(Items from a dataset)
########

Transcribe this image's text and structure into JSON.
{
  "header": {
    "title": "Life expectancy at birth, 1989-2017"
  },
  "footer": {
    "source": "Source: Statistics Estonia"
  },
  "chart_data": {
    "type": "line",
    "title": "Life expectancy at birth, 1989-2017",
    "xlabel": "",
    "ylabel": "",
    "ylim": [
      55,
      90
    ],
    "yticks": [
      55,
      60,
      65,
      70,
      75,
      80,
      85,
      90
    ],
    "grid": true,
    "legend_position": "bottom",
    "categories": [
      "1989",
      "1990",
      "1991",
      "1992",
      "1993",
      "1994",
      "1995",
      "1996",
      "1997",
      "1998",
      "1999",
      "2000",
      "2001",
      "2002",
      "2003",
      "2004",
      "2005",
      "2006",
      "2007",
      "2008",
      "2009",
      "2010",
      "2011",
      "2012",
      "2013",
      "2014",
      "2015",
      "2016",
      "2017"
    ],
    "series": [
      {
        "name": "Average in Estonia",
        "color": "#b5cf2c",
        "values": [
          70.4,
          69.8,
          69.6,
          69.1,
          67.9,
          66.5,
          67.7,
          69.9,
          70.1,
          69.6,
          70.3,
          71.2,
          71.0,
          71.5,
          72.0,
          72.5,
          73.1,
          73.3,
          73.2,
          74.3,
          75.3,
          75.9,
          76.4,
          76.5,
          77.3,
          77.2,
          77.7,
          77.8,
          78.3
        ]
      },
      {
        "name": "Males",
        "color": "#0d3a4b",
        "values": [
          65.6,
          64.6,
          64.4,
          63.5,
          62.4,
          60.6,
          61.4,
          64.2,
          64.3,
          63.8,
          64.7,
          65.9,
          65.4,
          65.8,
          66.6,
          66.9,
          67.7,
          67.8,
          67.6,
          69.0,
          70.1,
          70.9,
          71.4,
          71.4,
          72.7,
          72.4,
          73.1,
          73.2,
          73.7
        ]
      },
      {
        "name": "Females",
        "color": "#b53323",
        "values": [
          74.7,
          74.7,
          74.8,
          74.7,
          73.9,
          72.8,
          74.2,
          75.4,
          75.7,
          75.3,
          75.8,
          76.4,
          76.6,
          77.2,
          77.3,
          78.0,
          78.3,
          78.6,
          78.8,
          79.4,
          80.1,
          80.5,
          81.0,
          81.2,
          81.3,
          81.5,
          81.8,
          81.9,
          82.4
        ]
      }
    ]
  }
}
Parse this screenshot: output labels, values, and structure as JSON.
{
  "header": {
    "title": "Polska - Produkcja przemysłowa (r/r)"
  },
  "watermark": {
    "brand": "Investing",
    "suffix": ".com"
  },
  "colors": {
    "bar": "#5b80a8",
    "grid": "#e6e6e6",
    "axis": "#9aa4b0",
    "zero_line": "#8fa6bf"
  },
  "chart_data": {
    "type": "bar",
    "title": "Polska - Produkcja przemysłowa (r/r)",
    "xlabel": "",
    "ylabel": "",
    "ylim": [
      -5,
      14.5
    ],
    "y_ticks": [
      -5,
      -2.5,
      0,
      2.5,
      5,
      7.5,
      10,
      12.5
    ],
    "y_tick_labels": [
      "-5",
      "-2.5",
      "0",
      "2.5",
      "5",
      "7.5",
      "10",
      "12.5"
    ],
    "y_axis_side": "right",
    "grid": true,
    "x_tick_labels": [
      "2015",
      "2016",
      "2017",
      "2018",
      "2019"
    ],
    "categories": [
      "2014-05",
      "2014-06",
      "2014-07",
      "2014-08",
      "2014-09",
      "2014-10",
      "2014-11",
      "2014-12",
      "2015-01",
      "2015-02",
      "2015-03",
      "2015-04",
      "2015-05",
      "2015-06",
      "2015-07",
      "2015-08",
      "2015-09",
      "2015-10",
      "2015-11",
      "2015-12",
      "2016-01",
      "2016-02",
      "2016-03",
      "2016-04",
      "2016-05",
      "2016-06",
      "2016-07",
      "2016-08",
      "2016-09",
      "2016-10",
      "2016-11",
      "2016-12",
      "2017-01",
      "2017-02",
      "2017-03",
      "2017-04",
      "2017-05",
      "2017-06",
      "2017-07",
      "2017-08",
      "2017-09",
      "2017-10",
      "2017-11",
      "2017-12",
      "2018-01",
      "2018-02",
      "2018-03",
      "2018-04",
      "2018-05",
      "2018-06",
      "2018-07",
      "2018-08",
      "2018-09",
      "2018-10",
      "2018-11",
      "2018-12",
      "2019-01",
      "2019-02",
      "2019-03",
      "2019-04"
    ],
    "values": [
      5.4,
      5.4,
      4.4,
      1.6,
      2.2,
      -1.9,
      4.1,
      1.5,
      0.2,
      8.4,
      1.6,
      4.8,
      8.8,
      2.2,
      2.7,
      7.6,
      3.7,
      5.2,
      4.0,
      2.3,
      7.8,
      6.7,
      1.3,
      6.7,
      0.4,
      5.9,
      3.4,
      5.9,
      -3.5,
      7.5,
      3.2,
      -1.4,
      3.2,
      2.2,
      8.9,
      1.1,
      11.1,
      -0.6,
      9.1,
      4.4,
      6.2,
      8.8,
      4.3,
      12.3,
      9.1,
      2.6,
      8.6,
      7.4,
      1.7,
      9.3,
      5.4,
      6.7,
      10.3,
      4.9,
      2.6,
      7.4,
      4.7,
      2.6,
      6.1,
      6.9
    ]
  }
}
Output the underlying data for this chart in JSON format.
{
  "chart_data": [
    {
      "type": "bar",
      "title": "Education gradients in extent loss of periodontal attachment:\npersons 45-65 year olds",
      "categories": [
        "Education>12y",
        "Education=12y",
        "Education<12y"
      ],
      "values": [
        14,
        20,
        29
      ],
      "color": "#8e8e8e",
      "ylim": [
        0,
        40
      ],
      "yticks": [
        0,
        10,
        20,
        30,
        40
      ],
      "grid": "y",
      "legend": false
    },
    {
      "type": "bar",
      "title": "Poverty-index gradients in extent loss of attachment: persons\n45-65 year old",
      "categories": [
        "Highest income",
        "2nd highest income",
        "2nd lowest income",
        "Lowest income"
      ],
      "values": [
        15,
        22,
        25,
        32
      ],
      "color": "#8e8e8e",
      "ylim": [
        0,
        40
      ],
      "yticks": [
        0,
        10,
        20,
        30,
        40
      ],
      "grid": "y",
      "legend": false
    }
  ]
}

########

__Exercise description__:
Please output the entire listing exactly as it stands.

__Answer for the task__:
Transcribe this image's text and structure into JSON.
{
  "header": {
    "title": "Life expectancy at birth, 1989-2017"
  },
  "footer": {
    "source": "Source: Statistics Estonia"
  },
  "chart_data": {
    "type": "line",
    "title": "Life expectancy at birth, 1989-2017",
    "xlabel": "",
    "ylabel": "",
    "ylim": [
      55,
      90
    ],
    "yticks": [
      55,
      60,
      65,
      70,
      75,
      80,
      85,
      90
    ],
    "grid": true,
    "legend_position": "bottom",
    "categories": [
      "1989",
      "1990",
      "1991",
      "1992",
      "1993",
      "1994",
      "1995",
      "1996",
      "1997",
      "1998",
      "1999",
      "2000",
      "2001",
      "2002",
      "2003",
      "2004",
      "2005",
      "2006",
      "2007",
      "2008",
      "2009",
      "2010",
      "2011",
      "2012",
      "2013",
      "2014",
      "2015",
      "2016",
      "2017"
    ],
    "series": [
      {
        "name": "Average in Estonia",
        "color": "#b5cf2c",
        "values": [
          70.4,
          69.8,
          69.6,
          69.1,
          67.9,
          66.5,
          67.7,
          69.9,
          70.1,
          69.6,
          70.3,
          71.2,
          71.0,
          71.5,
          72.0,
          72.5,
          73.1,
          73.3,
          73.2,
          74.3,
          75.3,
          75.9,
          76.4,
          76.5,
          77.3,
          77.2,
          77.7,
          77.8,
          78.3
        ]
      },
      {
        "name": "Males",
        "color": "#0d3a4b",
        "values": [
          65.6,
          64.6,
          64.4,
          63.5,
          62.4,
          60.6,
          61.4,
          64.2,
          64.3,
          63.8,
          64.7,
          65.9,
          65.4,
          65.8,
          66.6,
          66.9,
          67.7,
          67.8,
          67.6,
          69.0,
          70.1,
          70.9,
          71.4,
          71.4,
          72.7,
          72.4,
          73.1,
          73.2,
          73.7
        ]
      },
      {
        "name": "Females",
        "color": "#b53323",
        "values": [
          74.7,
          74.7,
          74.8,
          74.7,
          73.9,
          72.8,
          74.2,
          75.4,
          75.7,
          75.3,
          75.8,
          76.4,
          76.6,
          77.2,
          77.3,
          78.0,
          78.3,
          78.6,
          78.8,
          79.4,
          80.1,
          80.5,
          81.0,
          81.2,
          81.3,
          81.5,
          81.8,
          81.9,
          82.4
        ]
      }
    ]
  }
}
Parse this screenshot: output labels, values, and structure as JSON.
{
  "header": {
    "title": "Polska - Produkcja przemysłowa (r/r)"
  },
  "watermark": {
    "brand": "Investing",
    "suffix": ".com"
  },
  "colors": {
    "bar": "#5b80a8",
    "grid": "#e6e6e6",
    "axis": "#9aa4b0",
    "zero_line": "#8fa6bf"
  },
  "chart_data": {
    "type": "bar",
    "title": "Polska - Produkcja przemysłowa (r/r)",
    "xlabel": "",
    "ylabel": "",
    "ylim": [
      -5,
      14.5
    ],
    "y_ticks": [
      -5,
      -2.5,
      0,
      2.5,
      5,
      7.5,
      10,
      12.5
    ],
    "y_tick_labels": [
      "-5",
      "-2.5",
      "0",
      "2.5",
      "5",
      "7.5",
      "10",
      "12.5"
    ],
    "y_axis_side": "right",
    "grid": true,
    "x_tick_labels": [
      "2015",
      "2016",
      "2017",
      "2018",
      "2019"
    ],
    "categories": [
      "2014-05",
      "2014-06",
      "2014-07",
      "2014-08",
      "2014-09",
      "2014-10",
      "2014-11",
      "2014-12",
      "2015-01",
      "2015-02",
      "2015-03",
      "2015-04",
      "2015-05",
      "2015-06",
      "2015-07",
      "2015-08",
      "2015-09",
      "2015-10",
      "2015-11",
      "2015-12",
      "2016-01",
      "2016-02",
      "2016-03",
      "2016-04",
      "2016-05",
      "2016-06",
      "2016-07",
      "2016-08",
      "2016-09",
      "2016-10",
      "2016-11",
      "2016-12",
      "2017-01",
      "2017-02",
      "2017-03",
      "2017-04",
      "2017-05",
      "2017-06",
      "2017-07",
      "2017-08",
      "2017-09",
      "2017-10",
      "2017-11",
      "2017-12",
      "2018-01",
      "2018-02",
      "2018-03",
      "2018-04",
      "2018-05",
      "2018-06",
      "2018-07",
      "2018-08",
      "2018-09",
      "2018-10",
      "2018-11",
      "2018-12",
      "2019-01",
      "2019-02",
      "2019-03",
      "2019-04"
    ],
    "values": [
      5.4,
      5.4,
      4.4,
      1.6,
      2.2,
      -1.9,
      4.1,
      1.5,
      0.2,
      8.4,
      1.6,
      4.8,
      8.8,
      2.2,
      2.7,
      7.6,
      3.7,
      5.2,
      4.0,
      2.3,
      7.8,
      6.7,
      1.3,
      6.7,
      0.4,
      5.9,
      3.4,
      5.9,
      -3.5,
      7.5,
      3.2,
      -1.4,
      3.2,
      2.2,
      8.9,
      1.1,
      11.1,
      -0.6,
      9.1,
      4.4,
      6.2,
      8.8,
      4.3,
      12.3,
      9.1,
      2.6,
      8.6,
      7.4,
      1.7,
      9.3,
      5.4,
      6.7,
      10.3,
      4.9,
      2.6,
      7.4,
      4.7,
      2.6,
      6.1,
      6.9
    ]
  }
}
Output the underlying data for this chart in JSON format.
{
  "chart_data": [
    {
      "type": "bar",
      "title": "Education gradients in extent loss of periodontal attachment:\npersons 45-65 year olds",
      "categories": [
        "Education>12y",
        "Education=12y",
        "Education<12y"
      ],
      "values": [
        14,
        20,
        29
      ],
      "color": "#8e8e8e",
      "ylim": [
        0,
        40
      ],
      "yticks": [
        0,
        10,
        20,
        30,
        40
      ],
      "grid": "y",
      "legend": false
    },
    {
      "type": "bar",
      "title": "Poverty-index gradients in extent loss of attachment: persons\n45-65 year old",
      "categories": [
        "Highest income",
        "2nd highest income",
        "2nd lowest income",
        "Lowest income"
      ],
      "values": [
        15,
        22,
        25,
        32
      ],
      "color": "#8e8e8e",
      "ylim": [
        0,
        40
      ],
      "yticks": [
        0,
        10,
        20,
        30,
        40
      ],
      "grid": "y",
      "legend": false
    }
  ]
}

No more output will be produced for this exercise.